Excerpt from a dataset:
################

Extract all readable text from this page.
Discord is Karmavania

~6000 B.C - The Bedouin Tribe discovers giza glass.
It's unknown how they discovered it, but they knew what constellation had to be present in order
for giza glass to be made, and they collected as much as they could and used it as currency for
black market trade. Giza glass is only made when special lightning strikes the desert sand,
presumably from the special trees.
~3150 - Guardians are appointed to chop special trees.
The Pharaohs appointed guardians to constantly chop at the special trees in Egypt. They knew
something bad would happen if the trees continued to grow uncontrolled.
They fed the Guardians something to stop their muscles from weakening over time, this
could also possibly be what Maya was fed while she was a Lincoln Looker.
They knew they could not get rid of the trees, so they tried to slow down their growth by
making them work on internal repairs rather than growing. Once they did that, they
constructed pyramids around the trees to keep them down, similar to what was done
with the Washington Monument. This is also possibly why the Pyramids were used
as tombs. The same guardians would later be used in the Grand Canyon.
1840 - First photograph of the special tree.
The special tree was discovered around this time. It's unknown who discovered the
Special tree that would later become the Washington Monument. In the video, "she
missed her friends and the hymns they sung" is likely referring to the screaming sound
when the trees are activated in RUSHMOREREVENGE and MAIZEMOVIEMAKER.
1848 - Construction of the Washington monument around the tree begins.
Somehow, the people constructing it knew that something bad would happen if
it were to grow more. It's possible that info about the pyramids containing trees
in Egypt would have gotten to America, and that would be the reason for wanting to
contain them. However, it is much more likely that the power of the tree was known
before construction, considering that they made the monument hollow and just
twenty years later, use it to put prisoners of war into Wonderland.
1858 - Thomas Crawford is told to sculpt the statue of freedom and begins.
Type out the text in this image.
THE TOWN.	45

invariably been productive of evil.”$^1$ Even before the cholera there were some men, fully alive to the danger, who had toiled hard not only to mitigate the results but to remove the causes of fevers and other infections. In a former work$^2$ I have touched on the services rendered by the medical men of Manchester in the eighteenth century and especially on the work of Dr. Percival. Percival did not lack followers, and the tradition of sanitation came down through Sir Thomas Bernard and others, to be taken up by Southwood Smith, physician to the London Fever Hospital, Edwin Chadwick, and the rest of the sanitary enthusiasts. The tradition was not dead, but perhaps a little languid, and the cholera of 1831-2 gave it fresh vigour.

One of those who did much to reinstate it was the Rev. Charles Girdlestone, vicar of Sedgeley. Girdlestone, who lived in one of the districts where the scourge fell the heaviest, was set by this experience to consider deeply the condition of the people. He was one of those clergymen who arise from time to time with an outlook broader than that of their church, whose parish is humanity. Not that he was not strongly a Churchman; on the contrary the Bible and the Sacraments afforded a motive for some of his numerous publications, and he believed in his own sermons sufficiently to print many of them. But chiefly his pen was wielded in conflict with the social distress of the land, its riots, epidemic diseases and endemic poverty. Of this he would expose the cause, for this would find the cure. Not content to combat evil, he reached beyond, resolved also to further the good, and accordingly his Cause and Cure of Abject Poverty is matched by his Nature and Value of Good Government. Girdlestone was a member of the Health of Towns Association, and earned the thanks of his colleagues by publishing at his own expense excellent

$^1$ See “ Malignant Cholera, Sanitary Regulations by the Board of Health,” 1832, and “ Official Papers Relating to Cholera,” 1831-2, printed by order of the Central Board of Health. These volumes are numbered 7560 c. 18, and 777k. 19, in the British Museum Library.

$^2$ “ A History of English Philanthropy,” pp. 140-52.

################

■ **What is needed**
Your task is to list each line of the records with the word "could".

■ **Task result**
for giza glass to be made, and they collected as much as they could and used it as currency for
could also possibly be what Maya was fed while she was a Lincoln Looker.
They knew they could not get rid of the trees, so they tried to slow down their growth by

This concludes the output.